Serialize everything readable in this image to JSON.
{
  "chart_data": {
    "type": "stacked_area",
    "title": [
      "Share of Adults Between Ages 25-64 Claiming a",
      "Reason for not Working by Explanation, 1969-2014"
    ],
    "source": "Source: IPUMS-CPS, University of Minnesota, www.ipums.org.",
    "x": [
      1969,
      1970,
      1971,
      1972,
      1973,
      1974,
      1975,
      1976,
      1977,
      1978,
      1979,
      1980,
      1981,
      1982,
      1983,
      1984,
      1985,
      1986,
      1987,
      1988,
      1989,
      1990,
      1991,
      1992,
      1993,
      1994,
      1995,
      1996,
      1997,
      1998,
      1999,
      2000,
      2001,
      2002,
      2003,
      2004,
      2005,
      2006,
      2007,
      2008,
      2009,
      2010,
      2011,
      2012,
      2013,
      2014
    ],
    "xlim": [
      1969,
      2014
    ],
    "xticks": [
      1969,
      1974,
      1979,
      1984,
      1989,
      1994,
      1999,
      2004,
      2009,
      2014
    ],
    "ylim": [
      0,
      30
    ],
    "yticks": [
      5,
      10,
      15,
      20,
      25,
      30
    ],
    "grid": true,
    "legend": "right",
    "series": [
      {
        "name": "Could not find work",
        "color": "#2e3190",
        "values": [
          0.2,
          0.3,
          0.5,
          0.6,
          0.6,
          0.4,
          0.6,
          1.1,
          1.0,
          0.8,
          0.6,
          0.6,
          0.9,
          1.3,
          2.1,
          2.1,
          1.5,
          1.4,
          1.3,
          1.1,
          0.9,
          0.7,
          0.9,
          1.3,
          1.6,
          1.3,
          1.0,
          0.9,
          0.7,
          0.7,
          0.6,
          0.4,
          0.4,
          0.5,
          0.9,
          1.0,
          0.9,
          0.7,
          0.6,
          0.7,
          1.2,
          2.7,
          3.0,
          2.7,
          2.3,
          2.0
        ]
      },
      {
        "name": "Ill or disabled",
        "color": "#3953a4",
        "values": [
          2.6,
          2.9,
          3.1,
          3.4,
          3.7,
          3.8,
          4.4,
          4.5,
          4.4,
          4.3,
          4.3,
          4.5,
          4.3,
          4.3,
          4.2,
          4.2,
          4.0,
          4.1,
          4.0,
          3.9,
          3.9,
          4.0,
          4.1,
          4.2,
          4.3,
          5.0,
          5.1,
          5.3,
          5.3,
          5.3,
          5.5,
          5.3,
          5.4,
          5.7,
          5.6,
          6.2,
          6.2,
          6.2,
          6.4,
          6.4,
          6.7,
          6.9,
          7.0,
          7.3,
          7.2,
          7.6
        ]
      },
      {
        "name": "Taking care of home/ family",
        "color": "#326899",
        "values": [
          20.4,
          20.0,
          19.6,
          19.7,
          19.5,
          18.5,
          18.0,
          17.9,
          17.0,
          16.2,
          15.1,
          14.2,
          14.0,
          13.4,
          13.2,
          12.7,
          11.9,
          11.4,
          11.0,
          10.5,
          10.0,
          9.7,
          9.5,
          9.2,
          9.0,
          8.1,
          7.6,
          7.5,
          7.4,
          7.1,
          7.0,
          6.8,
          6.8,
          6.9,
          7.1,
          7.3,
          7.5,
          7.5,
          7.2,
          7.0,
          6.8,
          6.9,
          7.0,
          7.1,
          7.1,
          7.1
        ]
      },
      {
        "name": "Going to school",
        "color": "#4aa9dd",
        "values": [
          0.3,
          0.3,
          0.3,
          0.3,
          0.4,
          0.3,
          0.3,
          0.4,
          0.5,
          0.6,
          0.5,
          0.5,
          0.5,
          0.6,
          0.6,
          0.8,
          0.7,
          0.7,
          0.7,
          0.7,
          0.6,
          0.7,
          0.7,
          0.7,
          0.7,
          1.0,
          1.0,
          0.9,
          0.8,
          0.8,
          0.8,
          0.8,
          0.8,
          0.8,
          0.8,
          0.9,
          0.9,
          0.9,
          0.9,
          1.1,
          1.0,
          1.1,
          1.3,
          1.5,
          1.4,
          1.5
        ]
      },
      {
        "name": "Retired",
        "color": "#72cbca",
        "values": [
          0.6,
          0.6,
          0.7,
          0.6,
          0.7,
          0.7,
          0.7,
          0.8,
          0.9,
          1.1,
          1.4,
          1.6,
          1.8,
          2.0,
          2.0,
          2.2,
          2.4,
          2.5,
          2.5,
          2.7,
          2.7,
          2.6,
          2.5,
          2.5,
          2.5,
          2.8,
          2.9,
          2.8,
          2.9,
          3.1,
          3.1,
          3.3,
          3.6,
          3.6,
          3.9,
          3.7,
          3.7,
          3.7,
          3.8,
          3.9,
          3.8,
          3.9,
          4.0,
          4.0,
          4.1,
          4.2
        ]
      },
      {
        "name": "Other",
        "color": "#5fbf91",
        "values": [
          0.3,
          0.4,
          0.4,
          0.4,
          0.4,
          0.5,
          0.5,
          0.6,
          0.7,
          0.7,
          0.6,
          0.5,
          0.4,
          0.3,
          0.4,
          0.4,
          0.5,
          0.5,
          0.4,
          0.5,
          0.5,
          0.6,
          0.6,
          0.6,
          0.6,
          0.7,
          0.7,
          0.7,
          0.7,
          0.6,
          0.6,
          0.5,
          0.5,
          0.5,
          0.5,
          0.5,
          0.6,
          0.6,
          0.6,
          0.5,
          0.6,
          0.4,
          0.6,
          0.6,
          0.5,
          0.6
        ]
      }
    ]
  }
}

——

* _TASK DESCRIPTION_
Using the material above, print every entry exactly as written.

* _WRITTEN ANSWER_
Serialize everything readable in this image to JSON.
{
  "chart_data": {
    "type": "stacked_area",
    "title": [
      "Share of Adults Between Ages 25-64 Claiming a",
      "Reason for not Working by Explanation, 1969-2014"
    ],
    "source": "Source: IPUMS-CPS, University of Minnesota, www.ipums.org.",
    "x": [
      1969,
      1970,
      1971,
      1972,
      1973,
      1974,
      1975,
      1976,
      1977,
      1978,
      1979,
      1980,
      1981,
      1982,
      1983,
      1984,
      1985,
      1986,
      1987,
      1988,
      1989,
      1990,
      1991,
      1992,
      1993,
      1994,
      1995,
      1996,
      1997,
      1998,
      1999,
      2000,
      2001,
      2002,
      2003,
      2004,
      2005,
      2006,
      2007,
      2008,
      2009,
      2010,
      2011,
      2012,
      2013,
      2014
    ],
    "xlim": [
      1969,
      2014
    ],
    "xticks": [
      1969,
      1974,
      1979,
      1984,
      1989,
      1994,
      1999,
      2004,
      2009,
      2014
    ],
    "ylim": [
      0,
      30
    ],
    "yticks": [
      5,
      10,
      15,
      20,
      25,
      30
    ],
    "grid": true,
    "legend": "right",
    "series": [
      {
        "name": "Could not find work",
        "color": "#2e3190",
        "values": [
          0.2,
          0.3,
          0.5,
          0.6,
          0.6,
          0.4,
          0.6,
          1.1,
          1.0,
          0.8,
          0.6,
          0.6,
          0.9,
          1.3,
          2.1,
          2.1,
          1.5,
          1.4,
          1.3,
          1.1,
          0.9,
          0.7,
          0.9,
          1.3,
          1.6,
          1.3,
          1.0,
          0.9,
          0.7,
          0.7,
          0.6,
          0.4,
          0.4,
          0.5,
          0.9,
          1.0,
          0.9,
          0.7,
          0.6,
          0.7,
          1.2,
          2.7,
          3.0,
          2.7,
          2.3,
          2.0
        ]
      },
      {
        "name": "Ill or disabled",
        "color": "#3953a4",
        "values": [
          2.6,
          2.9,
          3.1,
          3.4,
          3.7,
          3.8,
          4.4,
          4.5,
          4.4,
          4.3,
          4.3,
          4.5,
          4.3,
          4.3,
          4.2,
          4.2,
          4.0,
          4.1,
          4.0,
          3.9,
          3.9,
          4.0,
          4.1,
          4.2,
          4.3,
          5.0,
          5.1,
          5.3,
          5.3,
          5.3,
          5.5,
          5.3,
          5.4,
          5.7,
          5.6,
          6.2,
          6.2,
          6.2,
          6.4,
          6.4,
          6.7,
          6.9,
          7.0,
          7.3,
          7.2,
          7.6
        ]
      },
      {
        "name": "Taking care of home/ family",
        "color": "#326899",
        "values": [
          20.4,
          20.0,
          19.6,
          19.7,
          19.5,
          18.5,
          18.0,
          17.9,
          17.0,
          16.2,
          15.1,
          14.2,
          14.0,
          13.4,
          13.2,
          12.7,
          11.9,
          11.4,
          11.0,
          10.5,
          10.0,
          9.7,
          9.5,
          9.2,
          9.0,
          8.1,
          7.6,
          7.5,
          7.4,
          7.1,
          7.0,
          6.8,
          6.8,
          6.9,
          7.1,
          7.3,
          7.5,
          7.5,
          7.2,
          7.0,
          6.8,
          6.9,
          7.0,
          7.1,
          7.1,
          7.1
        ]
      },
      {
        "name": "Going to school",
        "color": "#4aa9dd",
        "values": [
          0.3,
          0.3,
          0.3,
          0.3,
          0.4,
          0.3,
          0.3,
          0.4,
          0.5,
          0.6,
          0.5,
          0.5,
          0.5,
          0.6,
          0.6,
          0.8,
          0.7,
          0.7,
          0.7,
          0.7,
          0.6,
          0.7,
          0.7,
          0.7,
          0.7,
          1.0,
          1.0,
          0.9,
          0.8,
          0.8,
          0.8,
          0.8,
          0.8,
          0.8,
          0.8,
          0.9,
          0.9,
          0.9,
          0.9,
          1.1,
          1.0,
          1.1,
          1.3,
          1.5,
          1.4,
          1.5
        ]
      },
      {
        "name": "Retired",
        "color": "#72cbca",
        "values": [
          0.6,
          0.6,
          0.7,
          0.6,
          0.7,
          0.7,
          0.7,
          0.8,
          0.9,
          1.1,
          1.4,
          1.6,
          1.8,
          2.0,
          2.0,
          2.2,
          2.4,
          2.5,
          2.5,
          2.7,
          2.7,
          2.6,
          2.5,
          2.5,
          2.5,
          2.8,
          2.9,
          2.8,
          2.9,
          3.1,
          3.1,
          3.3,
          3.6,
          3.6,
          3.9,
          3.7,
          3.7,
          3.7,
          3.8,
          3.9,
          3.8,
          3.9,
          4.0,
          4.0,
          4.1,
          4.2
        ]
      },
      {
        "name": "Other",
        "color": "#5fbf91",
        "values": [
          0.3,
          0.4,
          0.4,
          0.4,
          0.4,
          0.5,
          0.5,
          0.6,
          0.7,
          0.7,
          0.6,
          0.5,
          0.4,
          0.3,
          0.4,
          0.4,
          0.5,
          0.5,
          0.4,
          0.5,
          0.5,
          0.6,
          0.6,
          0.6,
          0.6,
          0.7,
          0.7,
          0.7,
          0.7,
          0.6,
          0.6,
          0.5,
          0.5,
          0.5,
          0.5,
          0.5,
          0.6,
          0.6,
          0.6,
          0.5,
          0.6,
          0.4,
          0.6,
          0.6,
          0.5,
          0.6
        ]
      }
    ]
  }
}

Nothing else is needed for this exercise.